→ CHALLENGE A
Copy the rows exactly, starting at the row containing "series-line-4 — [50, 60, 483, 360]" and ending with the row containing "series-line-8 — [50, 60, 483, 363]", including both.

→ SUPPLIED PASSAGE
=-=-=
Welcome to MilkyWay@home

Help gpu mystery

Message boards : Number crunching : Help gpu mystery
Message board moderation

To post messages, you must log in.

AuthorMessage
zoom314
Avatar

Send message
Joined: 29 Jul 08
Posts: 267
Credit: 188,848,188
RAC: 0
Message 69665 - Posted: 8 Apr 2020, 1:51:02 UTC

Ok I have 2 gpu cards, a pair of Nvidia 970 cards, before 12 noon I was doing 2 at a time or 1 per gpu, yet now only gpu 0 is doing any work and gpu 1 is doing nothing, the cpu is in high priority mode of course after the internet was offline for a few hours, it's a 1650 v2 cpu. The temp of gpu 1 at idle is 32C, gpu 0 is 57C while running.

I crunched numbers for Seti@Home for years and didn't have this problem. The cc config is set to use all gpus since one gpu is slower than the other.
Both gpus are seen by Boinc 7.14.2.

ID: 69665 · Rating: 0 · rate: Rate + / Rate - Report as offensive     Reply Quote
Profile Keith Myers
Avatar

Send message
Joined: 24 Jan 11
Posts: 709
Credit: 549,584,151
RAC: 56,221
Message 69666 - Posted: 8 Apr 2020, 2:39:14 UTC - in response to Message 69665.
=-=-=
→ DATASET EXTRACT
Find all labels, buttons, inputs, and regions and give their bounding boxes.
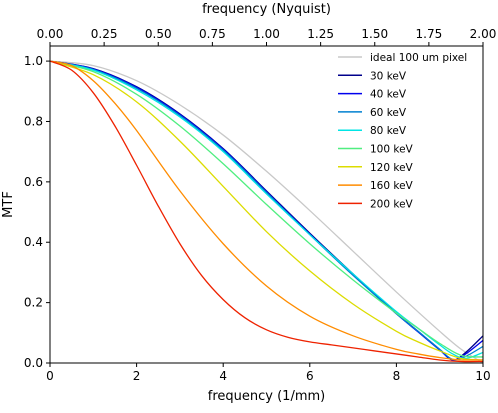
series-line-4 — [50, 60, 483, 360]
y-tick-label: 1.0 — [24, 54, 43, 68]
series-line-0 — [50, 60, 483, 363]
y-tick-label: 0.4 — [24, 235, 43, 249]
x-tick-label: 0 — [46, 369, 54, 383]
y-axis-label: MTF — [1, 191, 16, 218]
top-x-tick-label: 0.50 — [145, 27, 172, 41]
legend-label: 100 keV — [370, 144, 414, 156]
top-x-tick-label: 0.00 — [37, 27, 64, 41]
legend-label: ideal 100 um pixel — [370, 52, 467, 64]
series-layer — [50, 60, 483, 363]
y-tick-label: 0.2 — [24, 296, 43, 310]
top-x-axis-label: frequency (Nyquist) — [202, 2, 331, 17]
series-line-5 — [50, 60, 483, 358]
series-line-6 — [50, 60, 483, 361]
x-tick-label: 2 — [133, 369, 141, 383]
series-line-2 — [50, 60, 483, 361]
series-line-8 — [50, 60, 483, 363]
legend-label: 30 keV — [370, 70, 407, 82]
x-tick-label: 10 — [475, 369, 490, 383]
x-tick-label: 4 — [219, 369, 227, 383]
legend-label: 80 keV — [370, 125, 407, 137]
x-axis-label: frequency (1/mm) — [208, 389, 325, 404]
top-x-tick-label: 2.00 — [470, 27, 497, 41]
series-line-1 — [50, 60, 483, 361]
legend-label: 120 keV — [370, 162, 414, 174]
top-x-tick-label: 1.25 — [307, 27, 334, 41]
x-tick-label: 8 — [393, 369, 401, 383]
top-x-tick-label: 0.75 — [199, 27, 226, 41]
legend-label: 200 keV — [370, 198, 414, 210]
y-tick-label: 0.0 — [24, 356, 43, 370]
top-x-tick-label: 1.00 — [253, 27, 280, 41]
legend: ideal 100 um pixel 30 keV 40 keV 60 keV 80 k… — [338, 52, 467, 210]
x-tick-label: 6 — [306, 369, 314, 383]
top-x-tick-label: 1.75 — [416, 27, 443, 41]
legend-label: 40 keV — [370, 89, 407, 101]
y-tick-label: 0.8 — [24, 114, 43, 128]
top-x-tick-label: 1.50 — [361, 27, 388, 41]
legend-label: 60 keV — [370, 107, 407, 119]
top-x-tick-label: 0.25 — [91, 27, 118, 41]
ticks-layer: 0 2 4 6 8 10 0.0 0.2 0.4 0.6 0.8 1.0 0.00 0.25 0.50 0.7… — [24, 27, 496, 383]
series-line-3 — [50, 60, 483, 361]
series-line-7 — [50, 60, 483, 361]
y-tick-label: 0.6 — [24, 175, 43, 189]
legend-label: 160 keV — [370, 180, 414, 192]
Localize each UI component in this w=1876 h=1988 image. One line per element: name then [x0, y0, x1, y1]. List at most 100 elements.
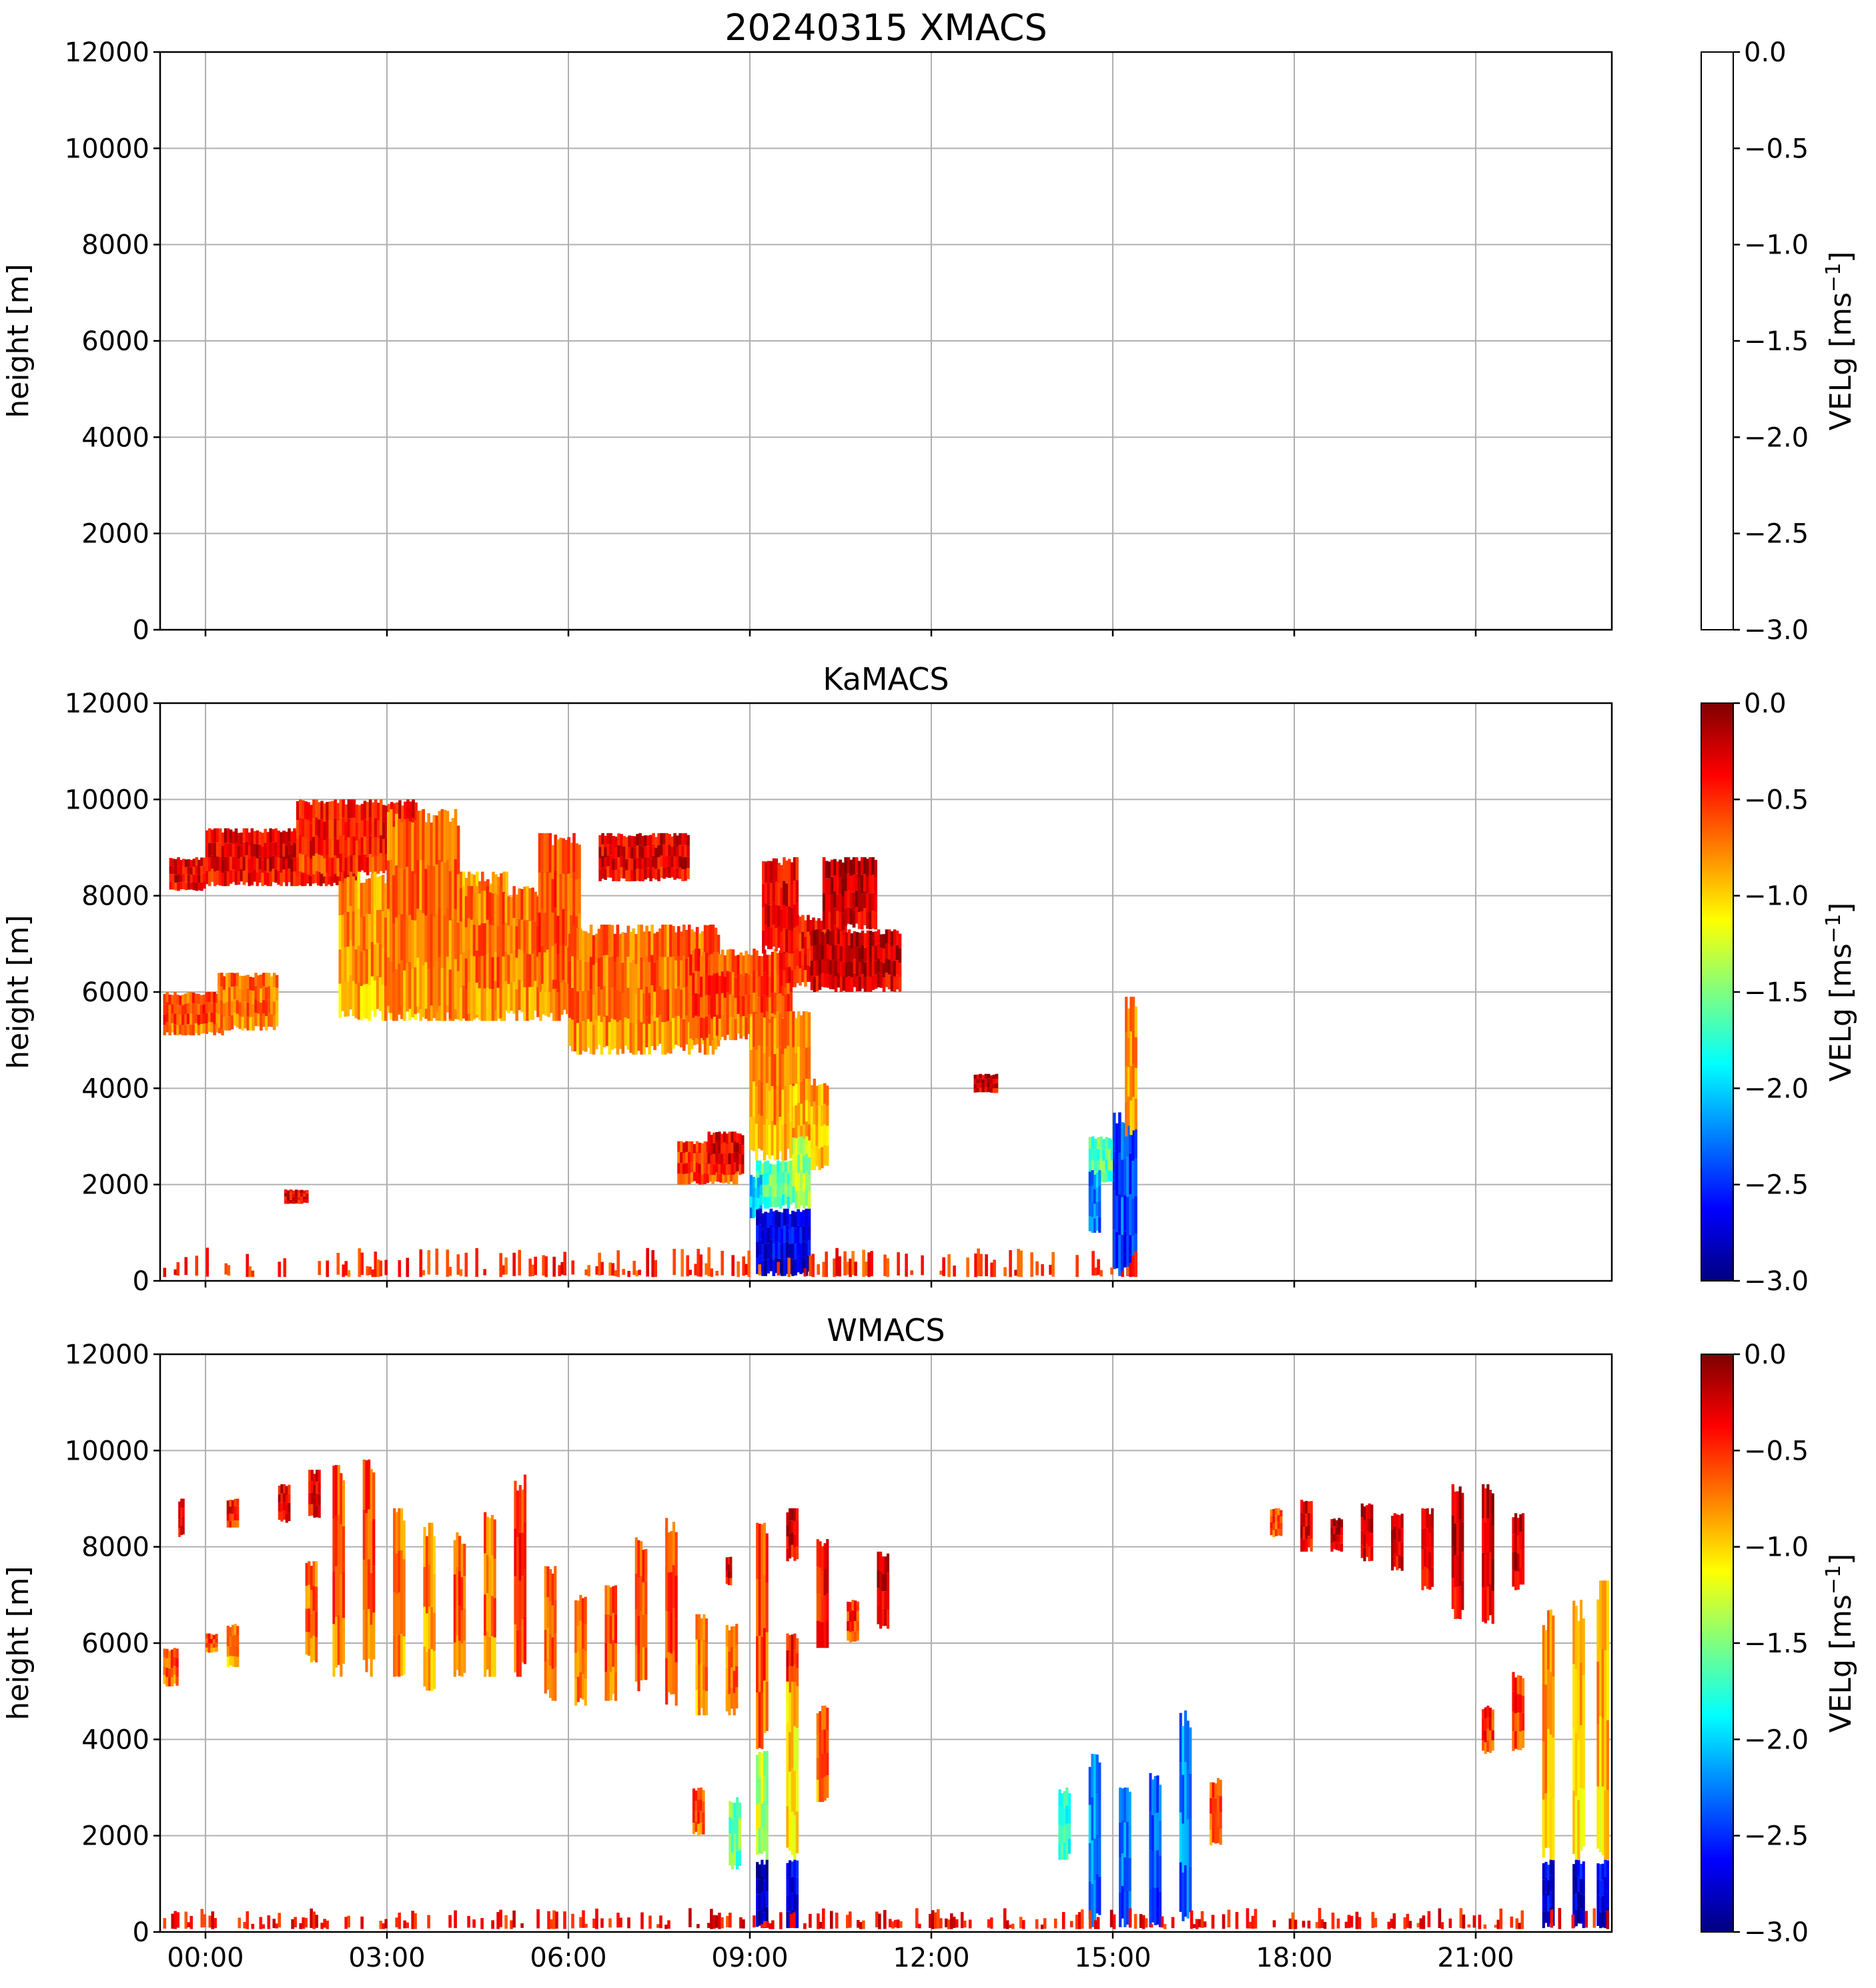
heatmap-cell: [837, 973, 841, 988]
heatmap-cell: [1392, 1913, 1396, 1929]
heatmap-cell: [459, 954, 463, 988]
heatmap-cell: [1514, 1532, 1518, 1552]
heatmap-cell: [251, 1923, 255, 1929]
heatmap-cell: [1482, 1518, 1485, 1553]
heatmap-cell: [706, 1172, 710, 1183]
heatmap-cell: [173, 1666, 176, 1675]
heatmap-cell: [1512, 1711, 1515, 1732]
heatmap-cell: [703, 1152, 707, 1163]
heatmap-cell: [750, 1175, 753, 1186]
heatmap-cell: [1514, 1713, 1518, 1731]
heatmap-cell: [218, 828, 222, 843]
heatmap-cell: [1398, 1542, 1402, 1556]
heatmap-cell: [312, 1561, 316, 1586]
heatmap-cell: [698, 1690, 701, 1716]
heatmap-cell: [661, 925, 664, 957]
heatmap-cell: [528, 987, 532, 1020]
heatmap-cell: [800, 1171, 803, 1189]
heatmap-cell: [272, 1919, 276, 1929]
heatmap-cell: [510, 897, 513, 926]
heatmap-cell: [1153, 1888, 1157, 1925]
heatmap-cell: [1601, 1649, 1604, 1718]
colorbar-tick-label: −2.5: [1744, 1170, 1809, 1201]
heatmap-cell: [464, 896, 468, 927]
heatmap-cell: [915, 1908, 919, 1929]
heatmap-cell: [768, 997, 772, 1019]
heatmap-cell: [1115, 1231, 1119, 1269]
heatmap-cell: [365, 1619, 368, 1672]
heatmap-cell: [761, 1753, 764, 1779]
heatmap-cell: [897, 1919, 900, 1929]
heatmap-cell: [344, 1261, 348, 1276]
heatmap-cell: [609, 855, 612, 867]
heatmap-cell: [426, 1613, 429, 1652]
heatmap-cell: [725, 1668, 729, 1690]
heatmap-cell: [877, 973, 881, 988]
heatmap-cell: [637, 987, 640, 1019]
heatmap-cell: [652, 867, 655, 879]
heatmap-cell: [1430, 1528, 1434, 1548]
heatmap-cell: [616, 989, 620, 1023]
heatmap-cell: [780, 865, 783, 887]
heatmap-cell: [694, 1790, 698, 1801]
heatmap-cell: [1216, 1827, 1220, 1843]
heatmap-cell: [338, 881, 342, 915]
heatmap-cell: [504, 951, 508, 981]
heatmap-cell: [616, 957, 620, 990]
heatmap-cell: [1482, 1708, 1485, 1720]
heatmap-cell: [1599, 1580, 1602, 1648]
heatmap-cell: [1115, 1159, 1119, 1196]
heatmap-cell: [236, 1646, 240, 1657]
heatmap-cell: [205, 1002, 209, 1013]
heatmap-cell: [1080, 1909, 1084, 1929]
heatmap-cell: [858, 976, 862, 991]
heatmap-cell: [250, 828, 254, 843]
heatmap-cell: [1462, 1914, 1466, 1929]
heatmap-cell: [406, 799, 410, 819]
heatmap-cell: [163, 1004, 166, 1015]
heatmap-cell: [795, 880, 799, 903]
heatmap-cell: [460, 1577, 464, 1610]
heatmap-cell: [308, 1584, 311, 1609]
heatmap-cell: [674, 932, 678, 961]
heatmap-cell: [793, 1649, 797, 1665]
heatmap-cell: [765, 903, 768, 925]
heatmap-cell: [750, 1117, 753, 1150]
heatmap-cell: [759, 1160, 762, 1173]
heatmap-cell: [821, 1754, 825, 1779]
heatmap-cell: [496, 957, 500, 988]
heatmap-cell: [979, 1083, 983, 1088]
heatmap-cell: [710, 1165, 713, 1175]
heatmap-cell: [826, 1539, 829, 1566]
heatmap-cell: [342, 835, 346, 853]
heatmap-cell: [307, 857, 310, 875]
heatmap-cell: [435, 815, 439, 865]
heatmap-cell: [825, 895, 829, 913]
heatmap-cell: [307, 838, 310, 857]
heatmap-cell: [499, 985, 503, 1019]
xtick-label: 00:00: [167, 1943, 244, 1973]
heatmap-cell: [612, 1613, 615, 1640]
heatmap-cell: [1572, 1600, 1576, 1664]
heatmap-cell: [776, 994, 780, 1015]
heatmap-cell: [960, 1912, 964, 1929]
heatmap-cell: [337, 1565, 340, 1615]
heatmap-cell: [1574, 1859, 1578, 1877]
heatmap-cell: [1091, 1217, 1094, 1233]
heatmap-cell: [205, 1023, 209, 1034]
heatmap-cell: [352, 946, 356, 981]
heatmap-cell: [1097, 1149, 1100, 1161]
heatmap-cell: [462, 952, 466, 986]
xtick-label: 12:00: [893, 1943, 969, 1973]
heatmap-cell: [502, 989, 506, 1021]
heatmap-cell: [382, 839, 386, 857]
heatmap-cell: [492, 871, 495, 907]
heatmap-cell: [1280, 1523, 1283, 1530]
heatmap-cell: [763, 1575, 767, 1628]
heatmap-cell: [755, 950, 759, 971]
heatmap-cell: [350, 818, 354, 837]
heatmap-cell: [379, 1260, 383, 1277]
heatmap-cell: [1099, 1136, 1103, 1148]
heatmap-cell: [176, 1912, 180, 1928]
heatmap-cell: [728, 1131, 732, 1143]
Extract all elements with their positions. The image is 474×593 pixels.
=-=-=
→ CHALLENGE B
In the forum thread about the idle GPU, write out the part from "I crunched numbers" up to and including "by Boinc 7.14.2." again, with "Seti@Home" changed to "Einstein@Home".

→ ANSWER A
series-line-4 — [50, 60, 483, 360]
y-tick-label: 1.0 — [24, 54, 43, 68]
series-line-0 — [50, 60, 483, 363]
y-tick-label: 0.4 — [24, 235, 43, 249]
x-tick-label: 0 — [46, 369, 54, 383]
y-axis-label: MTF — [1, 191, 16, 218]
top-x-tick-label: 0.50 — [145, 27, 172, 41]
legend-label: 100 keV — [370, 144, 414, 156]
top-x-tick-label: 0.00 — [37, 27, 64, 41]
legend-label: ideal 100 um pixel — [370, 52, 467, 64]
series-layer — [50, 60, 483, 363]
y-tick-label: 0.2 — [24, 296, 43, 310]
top-x-axis-label: frequency (Nyquist) — [202, 2, 331, 17]
series-line-5 — [50, 60, 483, 358]
series-line-6 — [50, 60, 483, 361]
x-tick-label: 2 — [133, 369, 141, 383]
series-line-2 — [50, 60, 483, 361]
series-line-8 — [50, 60, 483, 363]

→ ANSWER B
I crunched numbers for Einstein@Home for years and didn't have this problem. The cc config is set to use all gpus since one gpu is slower than the other.
Both gpus are seen by Boinc 7.14.2.